— START Listed records —

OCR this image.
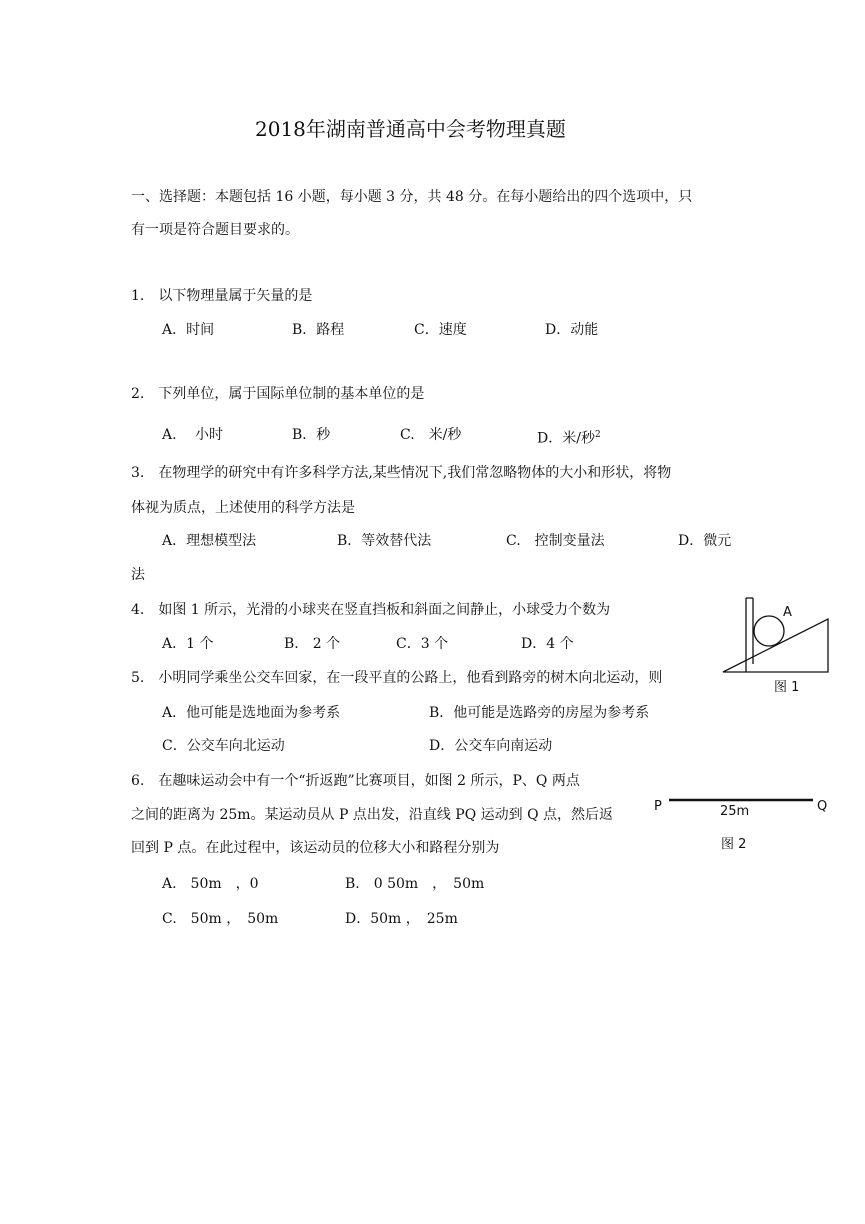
2018年湖南普通高中会考物理真题
一、选择题：本题包括 16 小题，每小题 3 分，共 48 分。在每小题给出的四个选项中，只
有一项是符合题目要求的。
1.　以下物理量属于矢量的是
A．时间	B．路程	C．速度	D．动能
2.　下列单位，属于国际单位制的基本单位的是
A.　 小时	B．秒	C.　米/秒	D．米/秒$^2$
3.　在物理学的研究中有许多科学方法,某些情况下,我们常忽略物体的大小和形状，将物
体视为质点，上述使用的科学方法是
A．理想模型法	B．等效替代法	C.　控制变量法	D．微元
法
4.　如图 1 所示，光滑的小球夹在竖直挡板和斜面之间静止，小球受力个数为
A．1 个	B.　2 个	C．3 个	D．4 个
A
图 1
5.　小明同学乘坐公交车回家，在一段平直的公路上，他看到路旁的树木向北运动，则
A．他可能是选地面为参考系	B．他可能是选路旁的房屋为参考系
C．公交车向北运动	D．公交车向南运动
6.　在趣味运动会中有一个“折返跑”比赛项目，如图 2 所示，P、Q 两点
之间的距离为 25m。某运动员从 P 点出发，沿直线 PQ 运动到 Q 点，然后返
回到 P 点。在此过程中，该运动员的位移大小和路程分别为
A.　50m　，0	B.　0 50m　，　50m
C.　50m ，　50m	D．50m ，　25m
P	Q
25m
图 2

— END Listed records —

Aim of the exercise — Pictures excluded, quote all the data above exactly.

Solution for this exercise —
OCR this image.
2018年湖南普通高中会考物理真题
一、选择题：本题包括 16 小题，每小题 3 分，共 48 分。在每小题给出的四个选项中，只
有一项是符合题目要求的。
1.　以下物理量属于矢量的是
A．时间	B．路程	C．速度	D．动能
2.　下列单位，属于国际单位制的基本单位的是
A.　 小时	B．秒	C.　米/秒	D．米/秒$^2$
3.　在物理学的研究中有许多科学方法,某些情况下,我们常忽略物体的大小和形状，将物
体视为质点，上述使用的科学方法是
A．理想模型法	B．等效替代法	C.　控制变量法	D．微元
法
4.　如图 1 所示，光滑的小球夹在竖直挡板和斜面之间静止，小球受力个数为
A．1 个	B.　2 个	C．3 个	D．4 个
A
图 1
5.　小明同学乘坐公交车回家，在一段平直的公路上，他看到路旁的树木向北运动，则
A．他可能是选地面为参考系	B．他可能是选路旁的房屋为参考系
C．公交车向北运动	D．公交车向南运动
6.　在趣味运动会中有一个“折返跑”比赛项目，如图 2 所示，P、Q 两点
之间的距离为 25m。某运动员从 P 点出发，沿直线 PQ 运动到 Q 点，然后返
回到 P 点。在此过程中，该运动员的位移大小和路程分别为
A.　50m　，0	B.　0 50m　，　50m
C.　50m ，　50m	D．50m ，　25m
P	Q
25m
图 2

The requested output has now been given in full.